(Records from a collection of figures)
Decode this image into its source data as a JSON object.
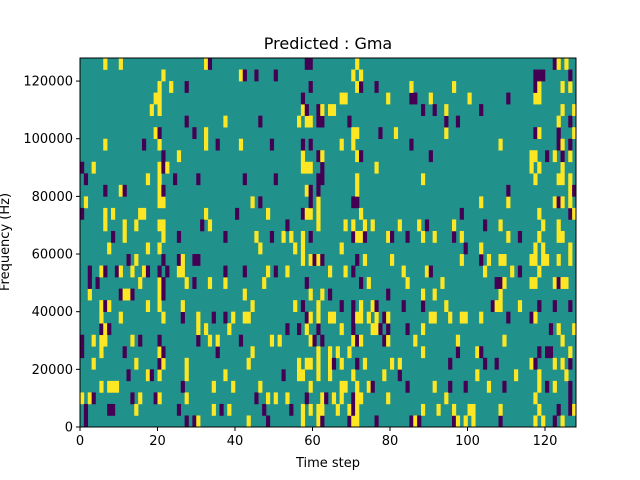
{
  "chart_data": {
    "type": "heatmap",
    "title": "Predicted : Gma",
    "xlabel": "Time step",
    "ylabel": "Frequency (Hz)",
    "xlim": [
      0,
      128
    ],
    "ylim": [
      0,
      128000
    ],
    "n_time_steps": 128,
    "n_freq_bins": 32,
    "xticks": [
      0,
      20,
      40,
      60,
      80,
      100,
      120
    ],
    "xtick_labels": [
      "0",
      "20",
      "40",
      "60",
      "80",
      "100",
      "120"
    ],
    "yticks": [
      0,
      20000,
      40000,
      60000,
      80000,
      100000,
      120000
    ],
    "ytick_labels": [
      "0",
      "20000",
      "40000",
      "60000",
      "80000",
      "100000",
      "120000"
    ],
    "colors": {
      "low": "#440154",
      "mid": "#21918c",
      "high": "#fde725"
    },
    "value_levels": {
      "low": -1,
      "mid": 0,
      "high": 1
    },
    "grid": false,
    "seed": 20240517,
    "hotspot_time_steps": [
      20,
      21,
      57,
      58,
      59,
      61,
      62,
      70,
      71,
      72,
      117,
      118,
      122,
      123,
      124,
      126,
      127
    ],
    "background_value": 0
  }
}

PROBLEM DETAILS – Output the records above exactly as they are, leaving out the pictures.

FINAL RESULT –
Decode this image into its source data as a JSON object.
{
  "chart_data": {
    "type": "heatmap",
    "title": "Predicted : Gma",
    "xlabel": "Time step",
    "ylabel": "Frequency (Hz)",
    "xlim": [
      0,
      128
    ],
    "ylim": [
      0,
      128000
    ],
    "n_time_steps": 128,
    "n_freq_bins": 32,
    "xticks": [
      0,
      20,
      40,
      60,
      80,
      100,
      120
    ],
    "xtick_labels": [
      "0",
      "20",
      "40",
      "60",
      "80",
      "100",
      "120"
    ],
    "yticks": [
      0,
      20000,
      40000,
      60000,
      80000,
      100000,
      120000
    ],
    "ytick_labels": [
      "0",
      "20000",
      "40000",
      "60000",
      "80000",
      "100000",
      "120000"
    ],
    "colors": {
      "low": "#440154",
      "mid": "#21918c",
      "high": "#fde725"
    },
    "value_levels": {
      "low": -1,
      "mid": 0,
      "high": 1
    },
    "grid": false,
    "seed": 20240517,
    "hotspot_time_steps": [
      20,
      21,
      57,
      58,
      59,
      61,
      62,
      70,
      71,
      72,
      117,
      118,
      122,
      123,
      124,
      126,
      127
    ],
    "background_value": 0
  }
}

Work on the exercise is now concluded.